--- START Raw data ---

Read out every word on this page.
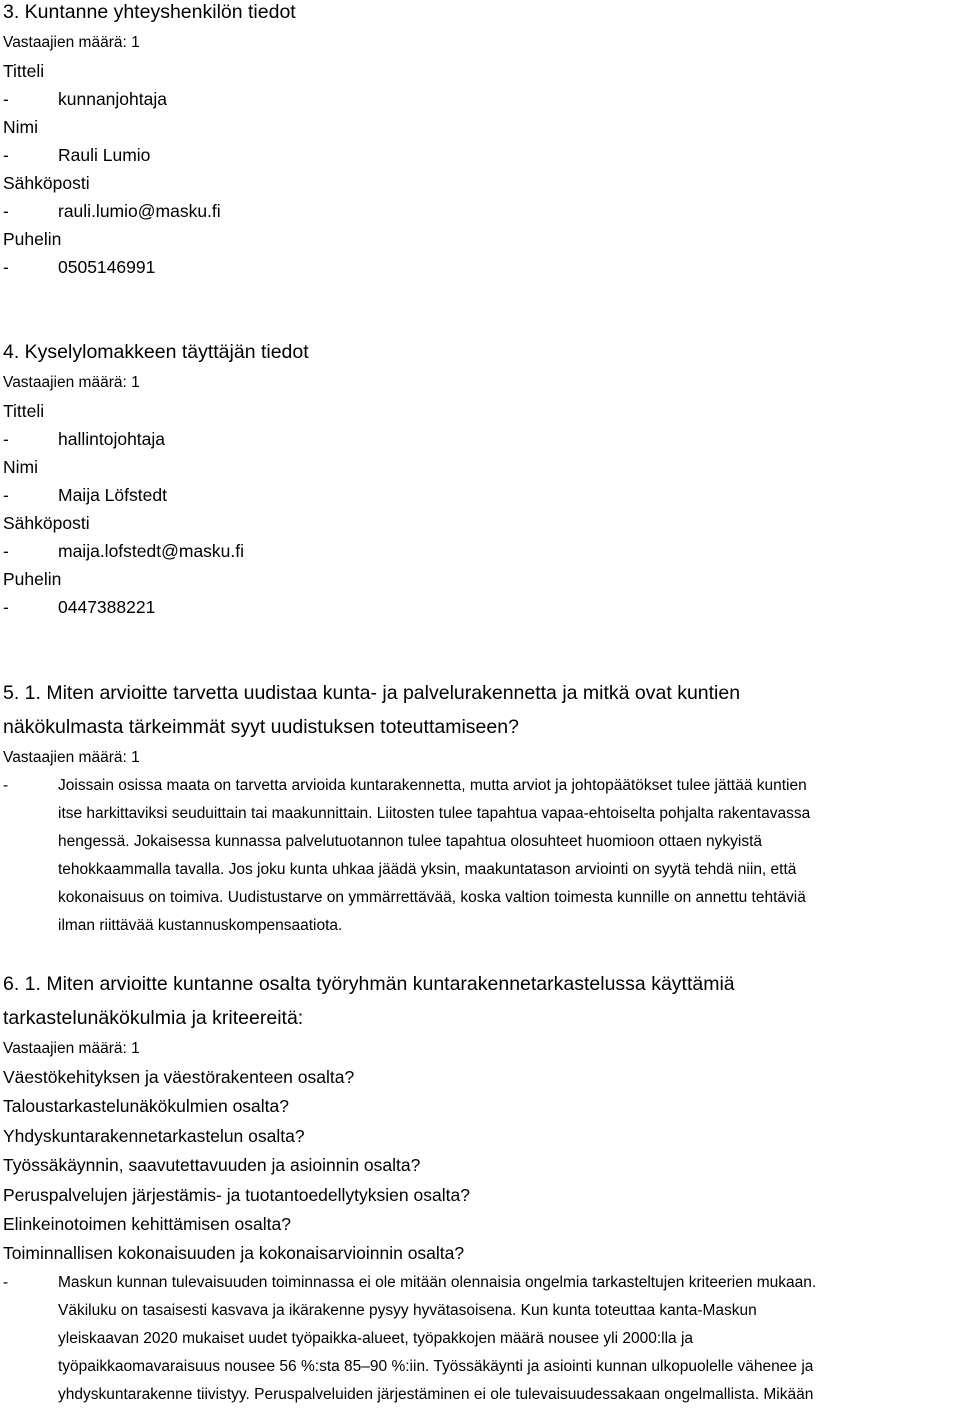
3. Kuntanne yhteyshenkilön tiedot
Vastaajien määrä: 1
Titteli
-	kunnanjohtaja
Nimi
-	Rauli Lumio
Sähköposti
-	rauli.lumio@masku.fi
Puhelin
-	0505146991
4. Kyselylomakkeen täyttäjän tiedot
Vastaajien määrä: 1
Titteli
-	hallintojohtaja
Nimi
-	Maija Löfstedt
Sähköposti
-	maija.lofstedt@masku.fi
Puhelin
-	0447388221
5. 1. Miten arvioitte tarvetta uudistaa kunta- ja palvelurakennetta ja mitkä ovat kuntien
näkökulmasta tärkeimmät syyt uudistuksen toteuttamiseen?
Vastaajien määrä: 1
-	Joissain osissa maata on tarvetta arvioida kuntarakennetta, mutta arviot ja johtopäätökset tulee jättää kuntien
itse harkittaviksi seuduittain tai maakunnittain. Liitosten tulee tapahtua vapaa-ehtoiselta pohjalta rakentavassa
hengessä. Jokaisessa kunnassa palvelutuotannon tulee tapahtua olosuhteet huomioon ottaen nykyistä
tehokkaammalla tavalla. Jos joku kunta uhkaa jäädä yksin, maakuntatason arviointi on syytä tehdä niin, että
kokonaisuus on toimiva. Uudistustarve on ymmärrettävää, koska valtion toimesta kunnille on annettu tehtäviä
ilman riittävää kustannuskompensaatiota.
6. 1. Miten arvioitte kuntanne osalta työryhmän kuntarakennetarkastelussa käyttämiä
tarkastelunäkökulmia ja kriteereitä:
Vastaajien määrä: 1
Väestökehityksen ja väestörakenteen osalta?
Taloustarkastelunäkökulmien osalta?
Yhdyskuntarakennetarkastelun osalta?
Työssäkäynnin, saavutettavuuden ja asioinnin osalta?
Peruspalvelujen järjestämis- ja tuotantoedellytyksien osalta?
Elinkeinotoimen kehittämisen osalta?
Toiminnallisen kokonaisuuden ja kokonaisarvioinnin osalta?
-	Maskun kunnan tulevaisuuden toiminnassa ei ole mitään olennaisia ongelmia tarkasteltujen kriteerien mukaan.
Väkiluku on tasaisesti kasvava ja ikärakenne pysyy hyvätasoisena. Kun kunta toteuttaa kanta-Maskun
yleiskaavan 2020 mukaiset uudet työpaikka-alueet, työpakkojen määrä nousee yli 2000:lla ja
työpaikkaomavaraisuus nousee 56 %:sta 85–90 %:iin. Työssäkäynti ja asiointi kunnan ulkopuolelle vähenee ja
yhdyskuntarakenne tiivistyy. Peruspalveluiden järjestäminen ei ole tulevaisuudessakaan ongelmallista. Mikään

--- END Raw data ---

Goal → Make an exact reproduction of the listing above, without any pictures.

Result →
Read out every word on this page.
3. Kuntanne yhteyshenkilön tiedot
Vastaajien määrä: 1
Titteli
-	kunnanjohtaja
Nimi
-	Rauli Lumio
Sähköposti
-	rauli.lumio@masku.fi
Puhelin
-	0505146991
4. Kyselylomakkeen täyttäjän tiedot
Vastaajien määrä: 1
Titteli
-	hallintojohtaja
Nimi
-	Maija Löfstedt
Sähköposti
-	maija.lofstedt@masku.fi
Puhelin
-	0447388221
5. 1. Miten arvioitte tarvetta uudistaa kunta- ja palvelurakennetta ja mitkä ovat kuntien
näkökulmasta tärkeimmät syyt uudistuksen toteuttamiseen?
Vastaajien määrä: 1
-	Joissain osissa maata on tarvetta arvioida kuntarakennetta, mutta arviot ja johtopäätökset tulee jättää kuntien
itse harkittaviksi seuduittain tai maakunnittain. Liitosten tulee tapahtua vapaa-ehtoiselta pohjalta rakentavassa
hengessä. Jokaisessa kunnassa palvelutuotannon tulee tapahtua olosuhteet huomioon ottaen nykyistä
tehokkaammalla tavalla. Jos joku kunta uhkaa jäädä yksin, maakuntatason arviointi on syytä tehdä niin, että
kokonaisuus on toimiva. Uudistustarve on ymmärrettävää, koska valtion toimesta kunnille on annettu tehtäviä
ilman riittävää kustannuskompensaatiota.
6. 1. Miten arvioitte kuntanne osalta työryhmän kuntarakennetarkastelussa käyttämiä
tarkastelunäkökulmia ja kriteereitä:
Vastaajien määrä: 1
Väestökehityksen ja väestörakenteen osalta?
Taloustarkastelunäkökulmien osalta?
Yhdyskuntarakennetarkastelun osalta?
Työssäkäynnin, saavutettavuuden ja asioinnin osalta?
Peruspalvelujen järjestämis- ja tuotantoedellytyksien osalta?
Elinkeinotoimen kehittämisen osalta?
Toiminnallisen kokonaisuuden ja kokonaisarvioinnin osalta?
-	Maskun kunnan tulevaisuuden toiminnassa ei ole mitään olennaisia ongelmia tarkasteltujen kriteerien mukaan.
Väkiluku on tasaisesti kasvava ja ikärakenne pysyy hyvätasoisena. Kun kunta toteuttaa kanta-Maskun
yleiskaavan 2020 mukaiset uudet työpaikka-alueet, työpakkojen määrä nousee yli 2000:lla ja
työpaikkaomavaraisuus nousee 56 %:sta 85–90 %:iin. Työssäkäynti ja asiointi kunnan ulkopuolelle vähenee ja
yhdyskuntarakenne tiivistyy. Peruspalveluiden järjestäminen ei ole tulevaisuudessakaan ongelmallista. Mikään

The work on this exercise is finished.